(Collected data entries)
····················

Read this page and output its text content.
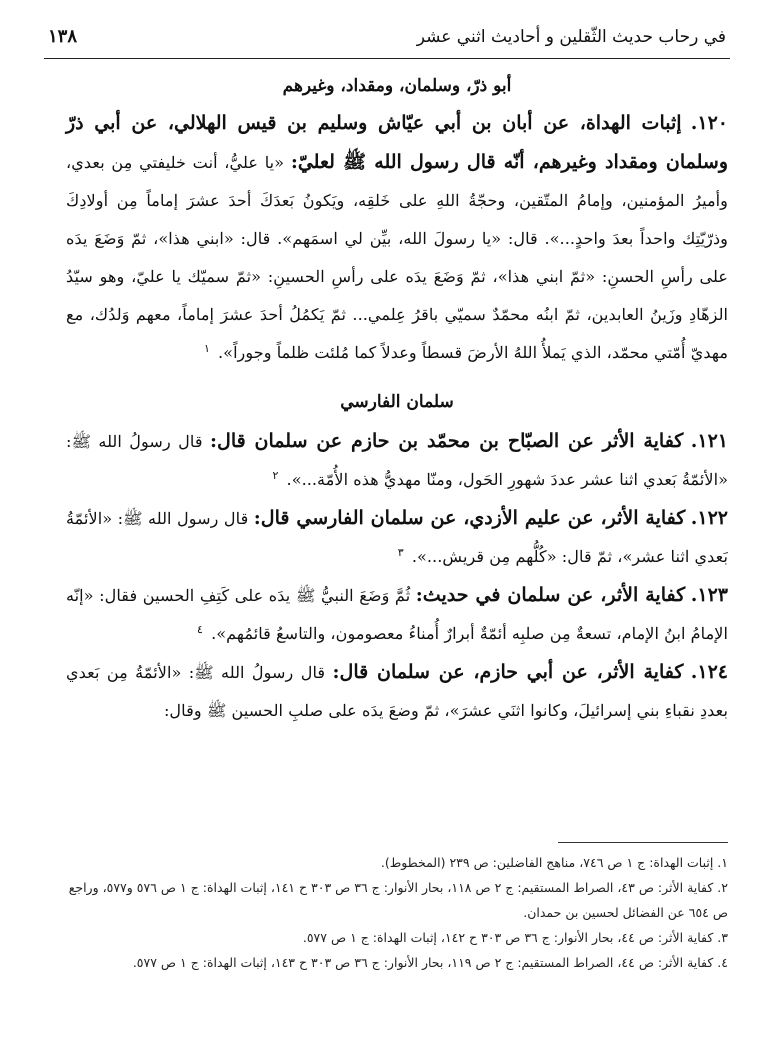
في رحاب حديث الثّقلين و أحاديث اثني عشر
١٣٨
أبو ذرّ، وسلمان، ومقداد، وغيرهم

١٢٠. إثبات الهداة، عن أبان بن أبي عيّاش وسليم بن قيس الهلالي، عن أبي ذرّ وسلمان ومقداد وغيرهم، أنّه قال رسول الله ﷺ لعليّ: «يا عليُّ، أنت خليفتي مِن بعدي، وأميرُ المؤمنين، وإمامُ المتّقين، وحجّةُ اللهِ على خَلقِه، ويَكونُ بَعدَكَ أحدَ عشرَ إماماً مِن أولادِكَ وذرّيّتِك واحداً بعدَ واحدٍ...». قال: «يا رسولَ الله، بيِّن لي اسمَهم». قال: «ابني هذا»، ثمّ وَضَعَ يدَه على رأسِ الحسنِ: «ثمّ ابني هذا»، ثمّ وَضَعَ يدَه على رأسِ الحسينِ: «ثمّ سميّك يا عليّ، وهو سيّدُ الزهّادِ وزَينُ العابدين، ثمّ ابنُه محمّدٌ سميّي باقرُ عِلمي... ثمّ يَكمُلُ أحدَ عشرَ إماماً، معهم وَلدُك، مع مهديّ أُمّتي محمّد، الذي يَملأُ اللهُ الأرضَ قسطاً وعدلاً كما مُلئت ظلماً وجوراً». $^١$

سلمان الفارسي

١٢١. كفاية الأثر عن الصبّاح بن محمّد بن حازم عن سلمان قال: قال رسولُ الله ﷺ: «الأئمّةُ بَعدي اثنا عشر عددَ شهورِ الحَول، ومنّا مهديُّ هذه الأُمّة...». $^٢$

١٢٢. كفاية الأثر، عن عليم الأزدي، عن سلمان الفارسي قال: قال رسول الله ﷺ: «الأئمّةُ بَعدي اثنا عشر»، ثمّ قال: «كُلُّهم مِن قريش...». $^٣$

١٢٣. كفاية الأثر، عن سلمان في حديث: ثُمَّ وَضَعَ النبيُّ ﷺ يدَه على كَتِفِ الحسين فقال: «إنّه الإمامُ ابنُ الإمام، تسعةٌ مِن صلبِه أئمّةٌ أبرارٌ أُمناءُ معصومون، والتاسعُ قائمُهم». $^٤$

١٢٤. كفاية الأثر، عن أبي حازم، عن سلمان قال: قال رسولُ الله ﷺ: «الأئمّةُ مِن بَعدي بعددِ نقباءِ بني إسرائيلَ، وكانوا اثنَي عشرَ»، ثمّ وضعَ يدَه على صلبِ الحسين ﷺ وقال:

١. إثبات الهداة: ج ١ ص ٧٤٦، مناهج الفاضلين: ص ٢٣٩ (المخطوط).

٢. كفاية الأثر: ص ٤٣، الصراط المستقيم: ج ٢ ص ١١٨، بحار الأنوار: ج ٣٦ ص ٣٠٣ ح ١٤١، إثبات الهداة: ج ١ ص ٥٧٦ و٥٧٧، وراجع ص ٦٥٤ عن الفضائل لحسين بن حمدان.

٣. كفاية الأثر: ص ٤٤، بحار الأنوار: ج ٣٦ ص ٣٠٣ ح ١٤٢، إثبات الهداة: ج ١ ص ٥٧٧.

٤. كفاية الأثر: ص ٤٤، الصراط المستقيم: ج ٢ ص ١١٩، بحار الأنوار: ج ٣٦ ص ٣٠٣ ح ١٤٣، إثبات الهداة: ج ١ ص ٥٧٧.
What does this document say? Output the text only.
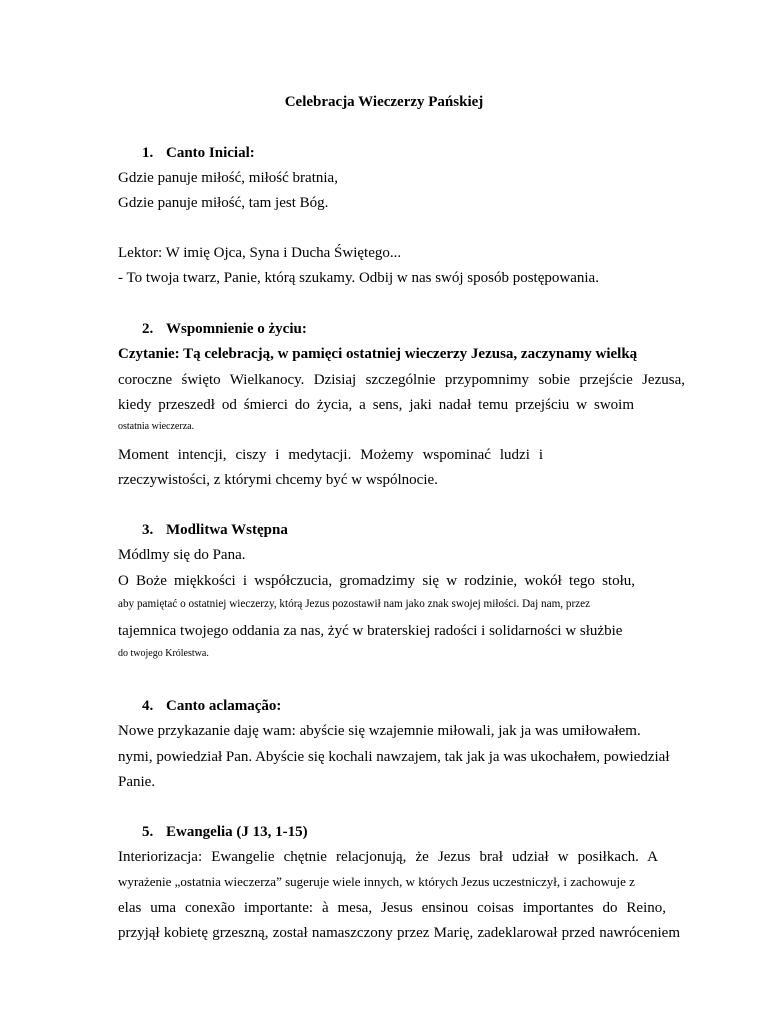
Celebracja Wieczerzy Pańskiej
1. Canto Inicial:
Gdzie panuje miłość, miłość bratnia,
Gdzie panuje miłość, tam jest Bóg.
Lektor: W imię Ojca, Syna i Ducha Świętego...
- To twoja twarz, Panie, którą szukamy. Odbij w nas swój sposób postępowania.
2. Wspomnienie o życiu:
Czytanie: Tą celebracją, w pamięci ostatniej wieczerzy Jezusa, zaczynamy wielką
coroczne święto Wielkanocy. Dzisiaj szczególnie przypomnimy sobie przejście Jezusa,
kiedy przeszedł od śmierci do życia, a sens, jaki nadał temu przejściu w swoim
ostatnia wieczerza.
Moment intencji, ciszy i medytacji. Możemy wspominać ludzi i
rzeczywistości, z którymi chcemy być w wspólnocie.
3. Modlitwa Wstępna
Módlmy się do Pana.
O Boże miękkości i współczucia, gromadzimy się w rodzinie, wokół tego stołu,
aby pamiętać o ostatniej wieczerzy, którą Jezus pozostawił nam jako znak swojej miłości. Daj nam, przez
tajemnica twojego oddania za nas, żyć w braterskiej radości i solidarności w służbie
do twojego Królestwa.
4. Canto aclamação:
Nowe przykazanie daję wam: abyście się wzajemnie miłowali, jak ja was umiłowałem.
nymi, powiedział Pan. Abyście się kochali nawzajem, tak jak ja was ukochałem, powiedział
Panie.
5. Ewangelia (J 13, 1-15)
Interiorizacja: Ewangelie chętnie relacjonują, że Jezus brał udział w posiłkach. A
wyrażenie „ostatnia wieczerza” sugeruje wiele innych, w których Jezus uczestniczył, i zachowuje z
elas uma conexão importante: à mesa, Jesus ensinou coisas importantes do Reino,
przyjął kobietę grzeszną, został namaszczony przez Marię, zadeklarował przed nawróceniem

····················

-- Stated problem --
From the entries above, extract each line containing "przez".

-- Answer for this exercise --
aby pamiętać o ostatniej wieczerzy, którą Jezus pozostawił nam jako znak swojej miłości. Daj nam, przez
przyjął kobietę grzeszną, został namaszczony przez Marię, zadeklarował przed nawróceniem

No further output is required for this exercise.